**Exercise directions:**
Wherever the word "color" appears in the entries, copy the whole line.

**Dataset records:**

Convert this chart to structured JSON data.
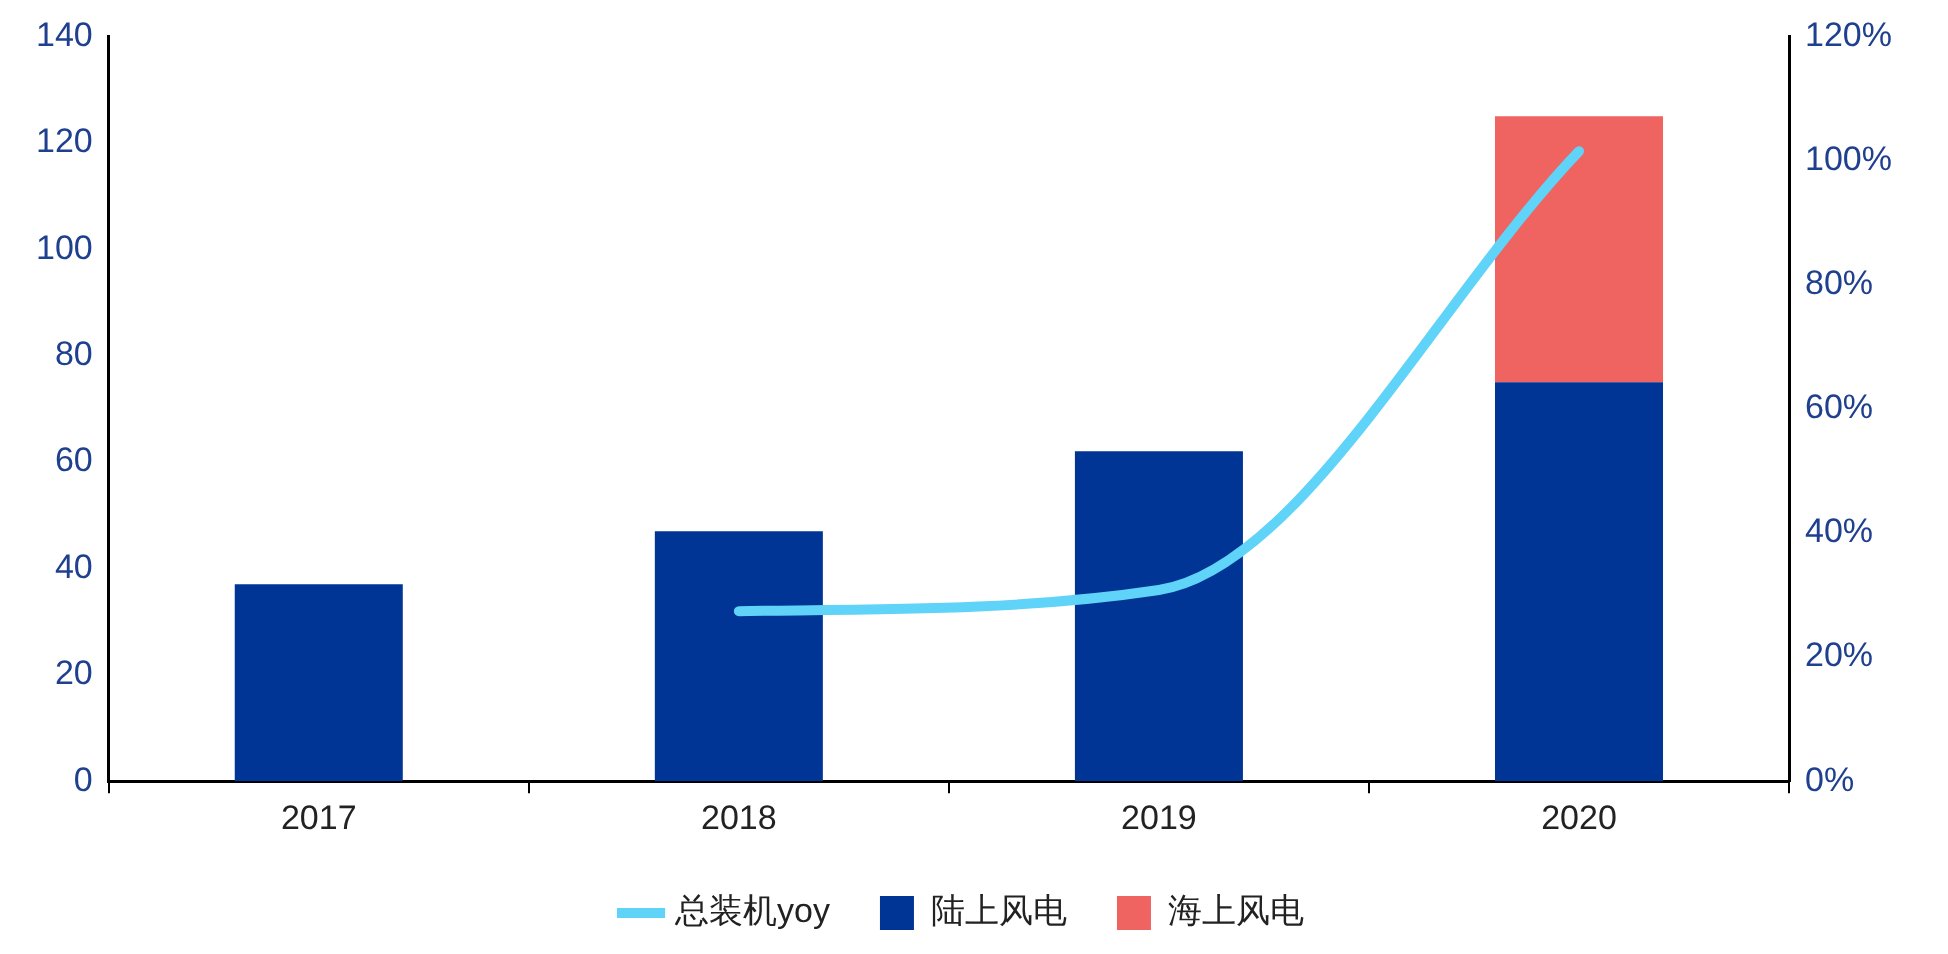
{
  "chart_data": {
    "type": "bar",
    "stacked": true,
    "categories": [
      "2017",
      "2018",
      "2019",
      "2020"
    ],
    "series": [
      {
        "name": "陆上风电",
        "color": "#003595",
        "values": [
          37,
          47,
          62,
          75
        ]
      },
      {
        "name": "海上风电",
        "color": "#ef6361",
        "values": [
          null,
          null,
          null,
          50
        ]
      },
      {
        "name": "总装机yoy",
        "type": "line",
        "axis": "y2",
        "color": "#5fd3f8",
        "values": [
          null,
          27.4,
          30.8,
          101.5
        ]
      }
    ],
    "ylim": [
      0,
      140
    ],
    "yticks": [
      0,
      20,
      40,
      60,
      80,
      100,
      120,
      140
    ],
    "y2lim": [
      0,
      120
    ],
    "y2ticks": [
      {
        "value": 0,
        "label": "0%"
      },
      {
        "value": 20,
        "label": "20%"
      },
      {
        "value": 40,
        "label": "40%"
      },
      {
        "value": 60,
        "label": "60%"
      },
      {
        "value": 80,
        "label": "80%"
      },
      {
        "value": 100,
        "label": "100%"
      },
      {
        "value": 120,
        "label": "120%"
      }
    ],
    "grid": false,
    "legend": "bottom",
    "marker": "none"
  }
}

**Answer below:**
        "color": "#003595",
        "color": "#ef6361",
        "color": "#5fd3f8",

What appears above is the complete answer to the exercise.